Extracts from a graphics dataset:
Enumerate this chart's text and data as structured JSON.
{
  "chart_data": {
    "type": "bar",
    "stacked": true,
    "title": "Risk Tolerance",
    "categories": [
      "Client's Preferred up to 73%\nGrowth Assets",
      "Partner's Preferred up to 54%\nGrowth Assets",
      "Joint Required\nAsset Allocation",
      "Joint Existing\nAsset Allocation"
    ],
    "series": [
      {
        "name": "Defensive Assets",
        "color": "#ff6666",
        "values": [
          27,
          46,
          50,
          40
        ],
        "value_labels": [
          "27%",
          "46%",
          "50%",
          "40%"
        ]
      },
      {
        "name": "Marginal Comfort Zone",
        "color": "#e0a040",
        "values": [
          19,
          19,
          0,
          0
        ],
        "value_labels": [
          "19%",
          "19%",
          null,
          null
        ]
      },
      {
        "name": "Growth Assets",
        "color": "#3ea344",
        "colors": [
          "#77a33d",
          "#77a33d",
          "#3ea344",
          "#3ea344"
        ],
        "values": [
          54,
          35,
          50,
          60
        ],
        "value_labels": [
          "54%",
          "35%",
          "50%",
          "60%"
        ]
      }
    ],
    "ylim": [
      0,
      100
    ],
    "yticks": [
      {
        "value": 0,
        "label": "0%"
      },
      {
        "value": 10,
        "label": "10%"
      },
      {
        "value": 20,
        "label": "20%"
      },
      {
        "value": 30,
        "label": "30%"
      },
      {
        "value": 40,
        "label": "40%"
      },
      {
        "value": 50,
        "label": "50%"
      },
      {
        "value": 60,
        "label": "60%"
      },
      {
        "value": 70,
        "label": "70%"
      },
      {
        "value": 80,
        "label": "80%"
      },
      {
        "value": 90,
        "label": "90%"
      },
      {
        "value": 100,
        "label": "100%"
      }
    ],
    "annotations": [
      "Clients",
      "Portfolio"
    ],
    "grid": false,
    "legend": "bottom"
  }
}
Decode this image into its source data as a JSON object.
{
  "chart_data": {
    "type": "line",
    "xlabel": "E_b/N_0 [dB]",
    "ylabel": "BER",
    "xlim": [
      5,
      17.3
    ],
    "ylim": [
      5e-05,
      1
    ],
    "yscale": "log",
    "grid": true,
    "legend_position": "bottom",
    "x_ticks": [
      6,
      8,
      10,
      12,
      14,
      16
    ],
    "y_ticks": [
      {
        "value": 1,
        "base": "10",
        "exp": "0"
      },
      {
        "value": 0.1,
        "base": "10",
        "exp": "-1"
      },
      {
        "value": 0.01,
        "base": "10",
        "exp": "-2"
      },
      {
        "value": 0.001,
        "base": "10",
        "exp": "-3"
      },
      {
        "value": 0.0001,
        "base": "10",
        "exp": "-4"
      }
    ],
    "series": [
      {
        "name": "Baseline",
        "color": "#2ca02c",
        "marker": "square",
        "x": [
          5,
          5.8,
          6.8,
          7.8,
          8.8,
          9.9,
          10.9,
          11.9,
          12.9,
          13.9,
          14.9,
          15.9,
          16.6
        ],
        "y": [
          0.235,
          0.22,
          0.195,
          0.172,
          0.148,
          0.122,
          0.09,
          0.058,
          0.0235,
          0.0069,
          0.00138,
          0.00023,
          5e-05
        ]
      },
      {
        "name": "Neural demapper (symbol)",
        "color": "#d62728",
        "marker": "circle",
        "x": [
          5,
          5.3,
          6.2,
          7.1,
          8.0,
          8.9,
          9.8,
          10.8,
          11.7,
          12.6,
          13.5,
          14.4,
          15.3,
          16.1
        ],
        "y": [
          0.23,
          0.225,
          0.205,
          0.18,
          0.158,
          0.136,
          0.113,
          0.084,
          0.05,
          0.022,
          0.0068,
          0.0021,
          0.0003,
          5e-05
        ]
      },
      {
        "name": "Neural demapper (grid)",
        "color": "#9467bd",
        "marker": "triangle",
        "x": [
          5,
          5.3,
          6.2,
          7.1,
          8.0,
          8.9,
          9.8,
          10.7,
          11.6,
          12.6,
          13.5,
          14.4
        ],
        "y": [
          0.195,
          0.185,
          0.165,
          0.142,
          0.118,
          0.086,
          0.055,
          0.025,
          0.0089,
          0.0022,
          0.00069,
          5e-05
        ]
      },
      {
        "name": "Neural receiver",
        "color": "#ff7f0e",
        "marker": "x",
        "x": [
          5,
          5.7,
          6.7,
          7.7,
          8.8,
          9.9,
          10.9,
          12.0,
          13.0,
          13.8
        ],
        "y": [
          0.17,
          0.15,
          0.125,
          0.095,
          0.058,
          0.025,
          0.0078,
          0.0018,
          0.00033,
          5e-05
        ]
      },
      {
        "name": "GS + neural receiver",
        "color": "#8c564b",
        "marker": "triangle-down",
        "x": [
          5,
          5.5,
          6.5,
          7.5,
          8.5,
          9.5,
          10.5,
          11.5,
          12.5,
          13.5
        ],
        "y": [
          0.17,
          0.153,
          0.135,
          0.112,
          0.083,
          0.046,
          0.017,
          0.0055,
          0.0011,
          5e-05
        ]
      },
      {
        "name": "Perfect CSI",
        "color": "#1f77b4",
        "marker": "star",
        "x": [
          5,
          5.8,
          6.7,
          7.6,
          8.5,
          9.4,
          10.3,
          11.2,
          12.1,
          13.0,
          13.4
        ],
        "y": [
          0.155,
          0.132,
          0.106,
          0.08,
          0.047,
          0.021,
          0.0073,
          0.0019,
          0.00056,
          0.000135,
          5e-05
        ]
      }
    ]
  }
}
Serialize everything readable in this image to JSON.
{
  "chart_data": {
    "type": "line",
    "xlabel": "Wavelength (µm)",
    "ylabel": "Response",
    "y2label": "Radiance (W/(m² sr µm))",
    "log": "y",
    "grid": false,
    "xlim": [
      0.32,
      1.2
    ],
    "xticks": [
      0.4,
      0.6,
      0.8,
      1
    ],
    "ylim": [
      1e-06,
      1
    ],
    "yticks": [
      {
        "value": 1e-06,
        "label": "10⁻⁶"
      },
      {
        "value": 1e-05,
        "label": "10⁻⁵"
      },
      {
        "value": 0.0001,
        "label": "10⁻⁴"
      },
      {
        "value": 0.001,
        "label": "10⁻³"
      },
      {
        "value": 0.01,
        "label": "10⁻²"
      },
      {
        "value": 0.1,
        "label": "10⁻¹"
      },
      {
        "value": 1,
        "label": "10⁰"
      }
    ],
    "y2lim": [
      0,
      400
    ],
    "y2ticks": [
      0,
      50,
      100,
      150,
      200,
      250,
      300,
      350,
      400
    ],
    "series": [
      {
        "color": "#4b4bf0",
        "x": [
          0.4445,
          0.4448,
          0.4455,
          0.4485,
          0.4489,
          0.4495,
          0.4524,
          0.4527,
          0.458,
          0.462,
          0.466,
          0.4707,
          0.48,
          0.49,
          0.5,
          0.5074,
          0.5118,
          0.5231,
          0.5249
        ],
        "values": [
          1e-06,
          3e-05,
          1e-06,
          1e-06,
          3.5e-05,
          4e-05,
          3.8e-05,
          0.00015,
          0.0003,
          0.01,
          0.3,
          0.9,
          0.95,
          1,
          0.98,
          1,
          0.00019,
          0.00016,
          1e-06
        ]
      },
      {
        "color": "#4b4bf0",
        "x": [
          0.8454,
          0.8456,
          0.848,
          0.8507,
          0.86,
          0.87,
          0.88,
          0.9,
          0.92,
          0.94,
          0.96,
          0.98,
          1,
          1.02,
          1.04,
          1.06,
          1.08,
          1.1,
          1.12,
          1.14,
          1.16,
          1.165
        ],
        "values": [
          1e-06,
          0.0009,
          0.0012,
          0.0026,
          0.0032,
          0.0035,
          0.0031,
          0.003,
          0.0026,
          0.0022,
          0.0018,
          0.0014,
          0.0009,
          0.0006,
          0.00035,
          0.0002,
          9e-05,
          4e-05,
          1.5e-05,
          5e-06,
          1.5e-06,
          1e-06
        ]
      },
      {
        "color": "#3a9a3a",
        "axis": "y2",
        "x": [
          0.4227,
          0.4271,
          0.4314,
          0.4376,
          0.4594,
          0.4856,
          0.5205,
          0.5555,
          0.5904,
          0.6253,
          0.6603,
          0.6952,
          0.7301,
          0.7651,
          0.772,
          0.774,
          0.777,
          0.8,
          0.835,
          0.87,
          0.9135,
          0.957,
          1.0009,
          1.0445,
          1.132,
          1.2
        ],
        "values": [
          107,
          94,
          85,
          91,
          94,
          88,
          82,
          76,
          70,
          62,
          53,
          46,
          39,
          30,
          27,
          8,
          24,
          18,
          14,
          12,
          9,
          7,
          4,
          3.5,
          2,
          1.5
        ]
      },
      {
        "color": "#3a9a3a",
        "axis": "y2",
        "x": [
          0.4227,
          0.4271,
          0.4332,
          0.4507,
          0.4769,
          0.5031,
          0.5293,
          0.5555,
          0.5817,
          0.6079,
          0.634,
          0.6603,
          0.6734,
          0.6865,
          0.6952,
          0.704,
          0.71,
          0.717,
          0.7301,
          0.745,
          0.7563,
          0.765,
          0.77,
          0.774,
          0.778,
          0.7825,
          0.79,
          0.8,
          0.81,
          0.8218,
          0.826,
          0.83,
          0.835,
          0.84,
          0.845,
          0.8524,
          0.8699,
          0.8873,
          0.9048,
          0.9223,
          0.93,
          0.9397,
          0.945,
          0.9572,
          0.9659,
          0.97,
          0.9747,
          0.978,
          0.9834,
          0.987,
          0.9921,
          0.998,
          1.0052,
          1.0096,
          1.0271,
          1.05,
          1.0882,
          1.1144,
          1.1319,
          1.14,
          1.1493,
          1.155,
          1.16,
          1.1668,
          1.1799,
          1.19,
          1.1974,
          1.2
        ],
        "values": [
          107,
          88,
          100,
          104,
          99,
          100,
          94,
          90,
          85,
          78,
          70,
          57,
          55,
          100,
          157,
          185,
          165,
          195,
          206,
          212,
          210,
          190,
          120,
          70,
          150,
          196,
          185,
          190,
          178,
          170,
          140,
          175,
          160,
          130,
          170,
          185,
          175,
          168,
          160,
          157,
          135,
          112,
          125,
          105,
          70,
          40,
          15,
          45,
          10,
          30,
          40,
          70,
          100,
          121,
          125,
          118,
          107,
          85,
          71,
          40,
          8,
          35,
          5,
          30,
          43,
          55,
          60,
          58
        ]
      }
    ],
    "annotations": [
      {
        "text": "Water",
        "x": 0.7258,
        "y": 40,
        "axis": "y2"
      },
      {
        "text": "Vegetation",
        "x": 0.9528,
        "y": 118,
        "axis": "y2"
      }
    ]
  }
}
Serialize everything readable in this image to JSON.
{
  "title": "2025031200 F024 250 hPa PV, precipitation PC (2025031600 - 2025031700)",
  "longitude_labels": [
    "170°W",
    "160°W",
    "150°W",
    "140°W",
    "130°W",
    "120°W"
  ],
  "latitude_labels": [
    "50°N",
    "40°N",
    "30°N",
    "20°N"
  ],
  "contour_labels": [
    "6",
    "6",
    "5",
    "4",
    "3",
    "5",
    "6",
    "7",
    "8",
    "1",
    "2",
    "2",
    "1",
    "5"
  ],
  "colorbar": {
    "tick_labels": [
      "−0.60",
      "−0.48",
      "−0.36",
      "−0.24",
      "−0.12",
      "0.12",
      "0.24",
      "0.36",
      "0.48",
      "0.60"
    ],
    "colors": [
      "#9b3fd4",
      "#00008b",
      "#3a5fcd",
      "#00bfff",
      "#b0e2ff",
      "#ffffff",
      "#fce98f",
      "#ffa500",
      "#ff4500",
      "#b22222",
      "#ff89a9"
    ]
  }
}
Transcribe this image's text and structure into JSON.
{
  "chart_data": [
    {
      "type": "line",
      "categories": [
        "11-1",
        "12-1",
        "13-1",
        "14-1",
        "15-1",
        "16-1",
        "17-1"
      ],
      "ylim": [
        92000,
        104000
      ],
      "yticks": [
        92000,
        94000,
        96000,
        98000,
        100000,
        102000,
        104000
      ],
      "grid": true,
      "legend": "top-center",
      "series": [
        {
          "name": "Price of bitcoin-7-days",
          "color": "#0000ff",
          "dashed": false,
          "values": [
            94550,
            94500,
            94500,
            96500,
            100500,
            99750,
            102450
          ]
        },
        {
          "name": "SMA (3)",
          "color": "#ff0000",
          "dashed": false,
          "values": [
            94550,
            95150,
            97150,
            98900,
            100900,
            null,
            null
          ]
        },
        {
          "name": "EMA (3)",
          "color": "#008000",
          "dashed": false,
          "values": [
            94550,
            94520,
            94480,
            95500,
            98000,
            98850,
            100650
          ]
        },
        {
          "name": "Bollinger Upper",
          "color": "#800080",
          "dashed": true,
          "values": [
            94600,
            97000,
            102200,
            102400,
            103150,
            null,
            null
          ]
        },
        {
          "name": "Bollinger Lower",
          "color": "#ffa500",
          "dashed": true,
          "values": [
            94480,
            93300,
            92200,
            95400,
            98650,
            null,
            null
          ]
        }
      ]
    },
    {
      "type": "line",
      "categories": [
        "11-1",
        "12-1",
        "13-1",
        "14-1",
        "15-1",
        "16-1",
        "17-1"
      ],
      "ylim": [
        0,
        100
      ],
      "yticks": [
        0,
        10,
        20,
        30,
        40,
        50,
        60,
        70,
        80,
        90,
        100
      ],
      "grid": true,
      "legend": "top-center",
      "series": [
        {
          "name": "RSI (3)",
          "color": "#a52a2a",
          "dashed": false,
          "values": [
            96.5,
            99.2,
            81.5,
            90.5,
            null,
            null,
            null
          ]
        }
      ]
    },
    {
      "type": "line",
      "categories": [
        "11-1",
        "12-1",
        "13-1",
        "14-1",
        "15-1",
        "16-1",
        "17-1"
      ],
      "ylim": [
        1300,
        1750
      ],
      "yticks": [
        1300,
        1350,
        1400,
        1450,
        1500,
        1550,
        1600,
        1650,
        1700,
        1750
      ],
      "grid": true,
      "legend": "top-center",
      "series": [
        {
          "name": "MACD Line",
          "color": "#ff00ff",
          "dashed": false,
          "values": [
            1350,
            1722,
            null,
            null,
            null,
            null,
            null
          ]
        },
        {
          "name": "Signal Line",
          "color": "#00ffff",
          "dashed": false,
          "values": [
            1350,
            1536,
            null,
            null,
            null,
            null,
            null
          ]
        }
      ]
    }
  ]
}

WHAT THE TASK REQUIRES — Copy out each line of the records where the string "Assets" appears.

ANSWER TO THIS EXERCISE —
      "Client's Preferred up to 73%\nGrowth Assets",
      "Partner's Preferred up to 54%\nGrowth Assets",
        "name": "Defensive Assets",
        "name": "Growth Assets",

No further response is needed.